» **Task goal**
Pull out each line of the records holding the string "code".

□ □ □ □ □ □ □

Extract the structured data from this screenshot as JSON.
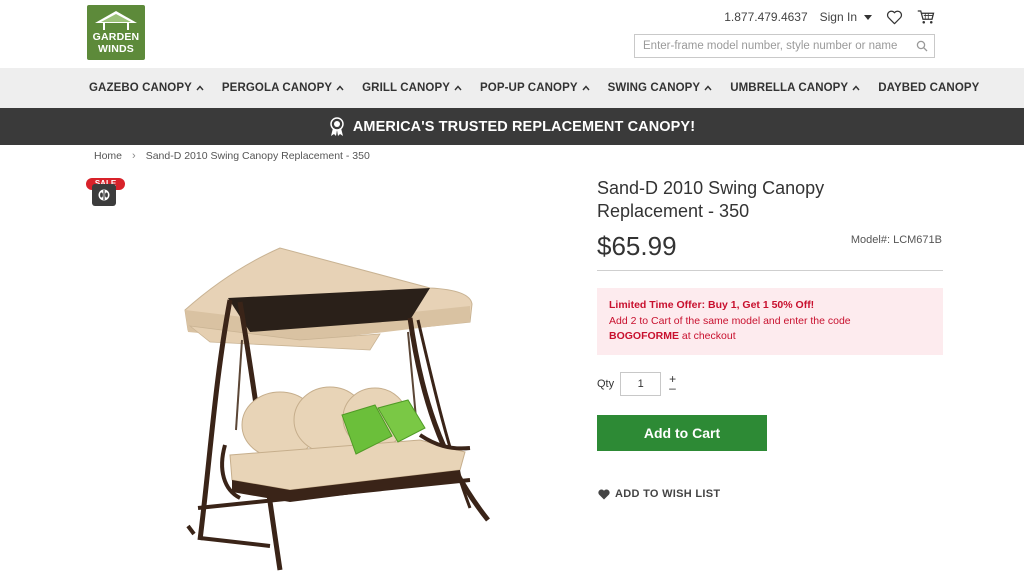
{
  "brand": {
    "logo_line1": "GARDEN",
    "logo_line2": "WINDS",
    "green": "#5d8a3a"
  },
  "header": {
    "phone": "1.877.479.4637",
    "signin_label": "Sign In",
    "wishlist_icon": "heart-icon",
    "cart_icon": "cart-icon",
    "search_placeholder": "Enter-frame model number, style number or name"
  },
  "nav": {
    "items": [
      {
        "label": "GAZEBO CANOPY",
        "has_dropdown": true
      },
      {
        "label": "PERGOLA CANOPY",
        "has_dropdown": true
      },
      {
        "label": "GRILL CANOPY",
        "has_dropdown": true
      },
      {
        "label": "POP-UP CANOPY",
        "has_dropdown": true
      },
      {
        "label": "SWING CANOPY",
        "has_dropdown": true
      },
      {
        "label": "UMBRELLA CANOPY",
        "has_dropdown": true
      },
      {
        "label": "DAYBED CANOPY",
        "has_dropdown": false
      }
    ]
  },
  "banner": {
    "text": "AMERICA'S TRUSTED REPLACEMENT CANOPY!",
    "icon": "award-ribbon-icon"
  },
  "breadcrumb": {
    "home": "Home",
    "current": "Sand-D 2010 Swing Canopy Replacement - 350"
  },
  "product": {
    "badge": "SALE",
    "title": "Sand-D 2010 Swing Canopy Replacement - 350",
    "price": "$65.99",
    "model_label": "Model#:",
    "model_value": "LCM671B",
    "offer": {
      "headline": "Limited Time Offer: Buy 1, Get 1 50% Off!",
      "line2": "Add 2 to Cart of the same model and enter the code",
      "code": "BOGOFORME",
      "line3_suffix": " at checkout"
    },
    "qty_label": "Qty",
    "qty_value": "1",
    "add_to_cart": "Add to Cart",
    "wishlist_label": "ADD TO WISH LIST"
  },
  "colors": {
    "nav_bg": "#eeeeee",
    "banner_bg": "#3a3a3a",
    "button_green": "#2d8a35",
    "offer_bg": "#fdebee",
    "offer_red": "#c8102e"
  }
}
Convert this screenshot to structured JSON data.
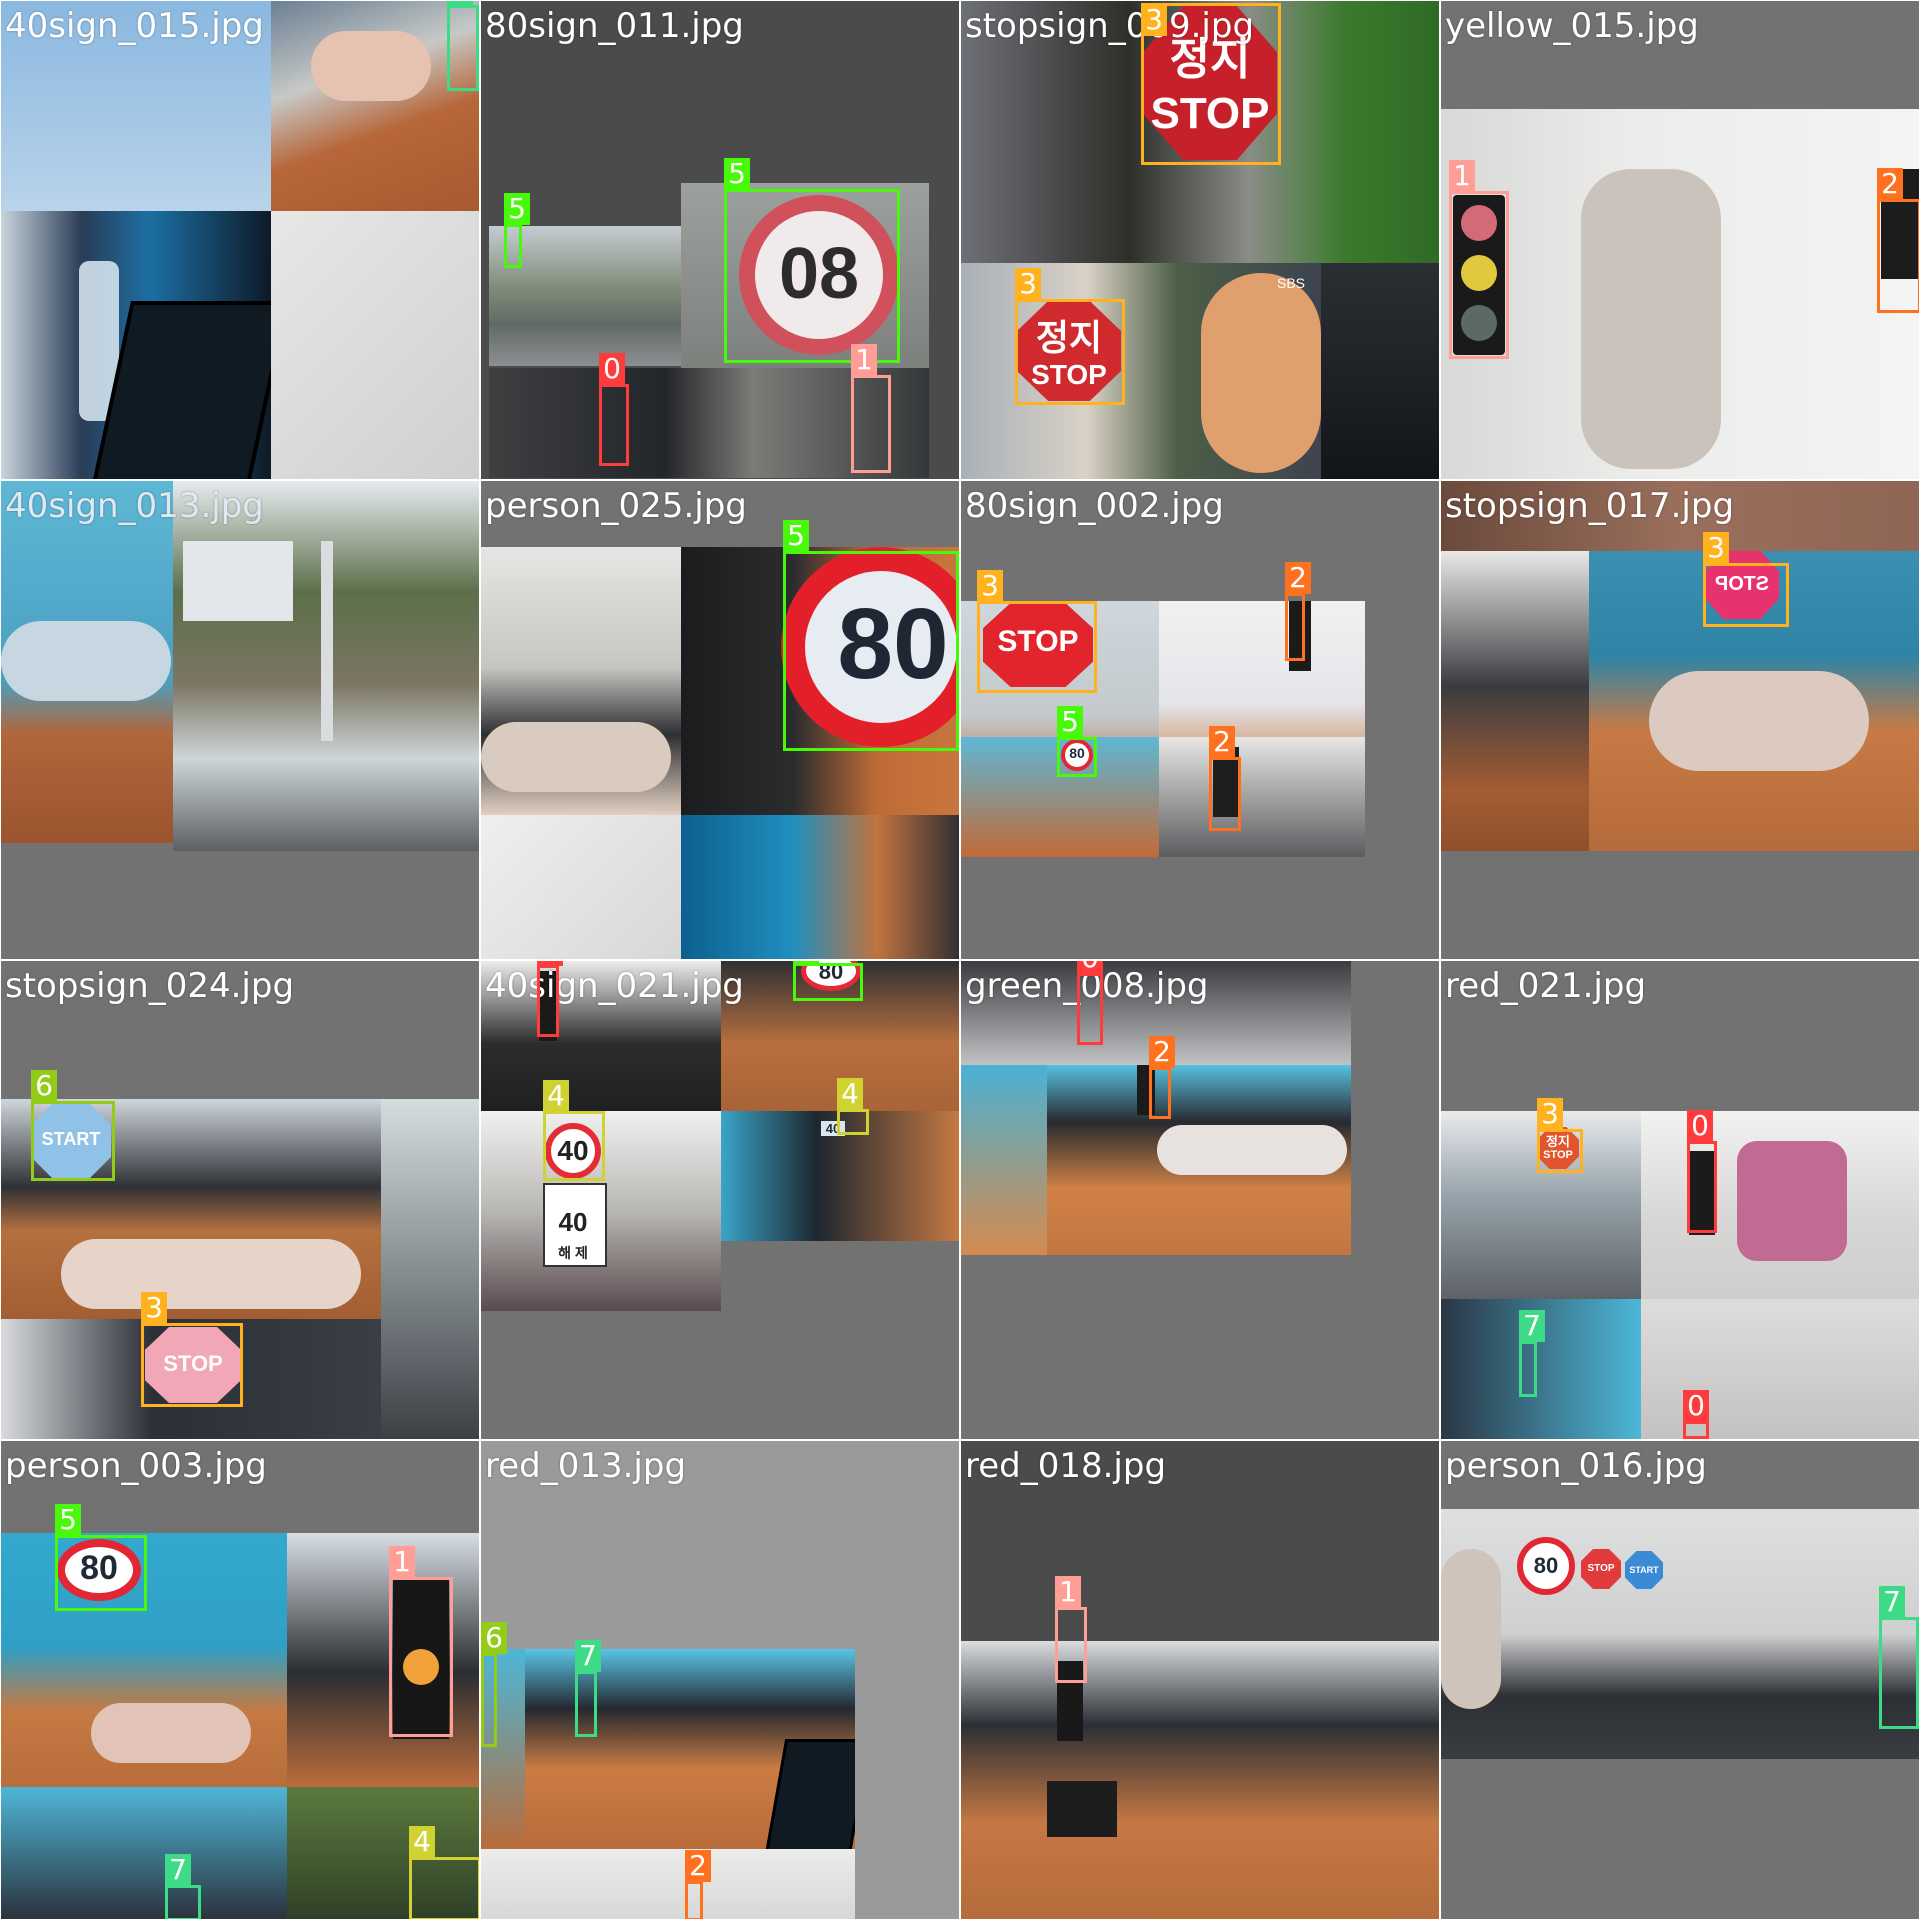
{
  "class_colors": {
    "0": "#ff3b3b",
    "1": "#ff9d97",
    "2": "#ff701f",
    "3": "#ffb21d",
    "4": "#cfd231",
    "5": "#48f90a",
    "6": "#92cc17",
    "7": "#3ddb86"
  },
  "tiles": [
    {
      "filename": "40sign_015.jpg",
      "boxes": [
        {
          "cls": "7"
        }
      ],
      "signs": []
    },
    {
      "filename": "80sign_011.jpg",
      "boxes": [
        {
          "cls": "5"
        },
        {
          "cls": "5"
        },
        {
          "cls": "0"
        },
        {
          "cls": "1"
        }
      ],
      "signs": [
        "08"
      ]
    },
    {
      "filename": "stopsign_009.jpg",
      "boxes": [
        {
          "cls": "3"
        },
        {
          "cls": "3"
        }
      ],
      "signs": [
        "정지",
        "STOP",
        "정지",
        "STOP",
        "SBS"
      ]
    },
    {
      "filename": "yellow_015.jpg",
      "boxes": [
        {
          "cls": "1"
        },
        {
          "cls": "2"
        }
      ],
      "signs": []
    },
    {
      "filename": "40sign_013.jpg",
      "boxes": [],
      "signs": []
    },
    {
      "filename": "person_025.jpg",
      "boxes": [
        {
          "cls": "5"
        }
      ],
      "signs": [
        "80"
      ]
    },
    {
      "filename": "80sign_002.jpg",
      "boxes": [
        {
          "cls": "3"
        },
        {
          "cls": "2"
        },
        {
          "cls": "5"
        },
        {
          "cls": "2"
        }
      ],
      "signs": [
        "STOP",
        "80"
      ]
    },
    {
      "filename": "stopsign_017.jpg",
      "boxes": [
        {
          "cls": "3"
        }
      ],
      "signs": [
        "STOP"
      ]
    },
    {
      "filename": "stopsign_024.jpg",
      "boxes": [
        {
          "cls": "6"
        },
        {
          "cls": "3"
        }
      ],
      "signs": [
        "START",
        "STOP"
      ]
    },
    {
      "filename": "40sign_021.jpg",
      "boxes": [
        {
          "cls": "0"
        },
        {
          "cls": "5"
        },
        {
          "cls": "4"
        },
        {
          "cls": "4"
        }
      ],
      "signs": [
        "80",
        "40",
        "40",
        "해 제",
        "40"
      ]
    },
    {
      "filename": "green_008.jpg",
      "boxes": [
        {
          "cls": "0"
        },
        {
          "cls": "2"
        }
      ],
      "signs": []
    },
    {
      "filename": "red_021.jpg",
      "boxes": [
        {
          "cls": "3"
        },
        {
          "cls": "0"
        },
        {
          "cls": "7"
        },
        {
          "cls": "0"
        }
      ],
      "signs": [
        "정지",
        "STOP"
      ]
    },
    {
      "filename": "person_003.jpg",
      "boxes": [
        {
          "cls": "5"
        },
        {
          "cls": "1"
        },
        {
          "cls": "7"
        },
        {
          "cls": "4"
        }
      ],
      "signs": [
        "80"
      ]
    },
    {
      "filename": "red_013.jpg",
      "boxes": [
        {
          "cls": "6"
        },
        {
          "cls": "7"
        },
        {
          "cls": "2"
        }
      ],
      "signs": []
    },
    {
      "filename": "red_018.jpg",
      "boxes": [
        {
          "cls": "1"
        }
      ],
      "signs": []
    },
    {
      "filename": "person_016.jpg",
      "boxes": [
        {
          "cls": "7"
        }
      ],
      "signs": [
        "80",
        "STOP",
        "START"
      ]
    }
  ]
}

□ □ □ □ □ □ □

» **Final result**
      "line2": "Add 2 to Cart of the same model and enter the code",
      "code": "BOGOFORME",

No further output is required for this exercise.